▸ Written request
Below are the records; pull every line that includes "reminders".

▸ Dataset entries
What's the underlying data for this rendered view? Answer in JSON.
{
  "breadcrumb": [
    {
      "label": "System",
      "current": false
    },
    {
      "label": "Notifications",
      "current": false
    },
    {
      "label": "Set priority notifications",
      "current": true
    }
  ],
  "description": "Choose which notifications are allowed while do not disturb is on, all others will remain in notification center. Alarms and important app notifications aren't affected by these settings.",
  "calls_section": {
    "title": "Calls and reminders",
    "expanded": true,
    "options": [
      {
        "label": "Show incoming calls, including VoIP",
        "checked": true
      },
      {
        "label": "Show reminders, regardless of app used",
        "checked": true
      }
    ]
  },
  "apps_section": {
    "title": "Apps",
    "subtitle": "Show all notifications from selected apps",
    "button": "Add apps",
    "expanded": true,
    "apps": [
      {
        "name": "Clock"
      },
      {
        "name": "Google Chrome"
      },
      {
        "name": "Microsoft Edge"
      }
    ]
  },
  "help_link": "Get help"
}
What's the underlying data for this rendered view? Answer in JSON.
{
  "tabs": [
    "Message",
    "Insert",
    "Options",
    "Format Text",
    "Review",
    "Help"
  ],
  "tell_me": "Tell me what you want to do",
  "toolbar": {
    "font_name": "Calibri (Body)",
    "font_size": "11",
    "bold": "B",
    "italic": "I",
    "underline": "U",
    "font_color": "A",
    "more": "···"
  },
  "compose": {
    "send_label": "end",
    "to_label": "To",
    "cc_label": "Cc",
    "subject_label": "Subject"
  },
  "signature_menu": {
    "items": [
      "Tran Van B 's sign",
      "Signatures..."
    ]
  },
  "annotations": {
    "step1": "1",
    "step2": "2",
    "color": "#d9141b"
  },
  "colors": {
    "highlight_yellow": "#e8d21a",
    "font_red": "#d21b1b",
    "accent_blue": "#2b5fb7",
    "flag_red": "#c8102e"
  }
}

▸ Result of this task
    "title": "Calls and reminders",
        "label": "Show reminders, regardless of app used",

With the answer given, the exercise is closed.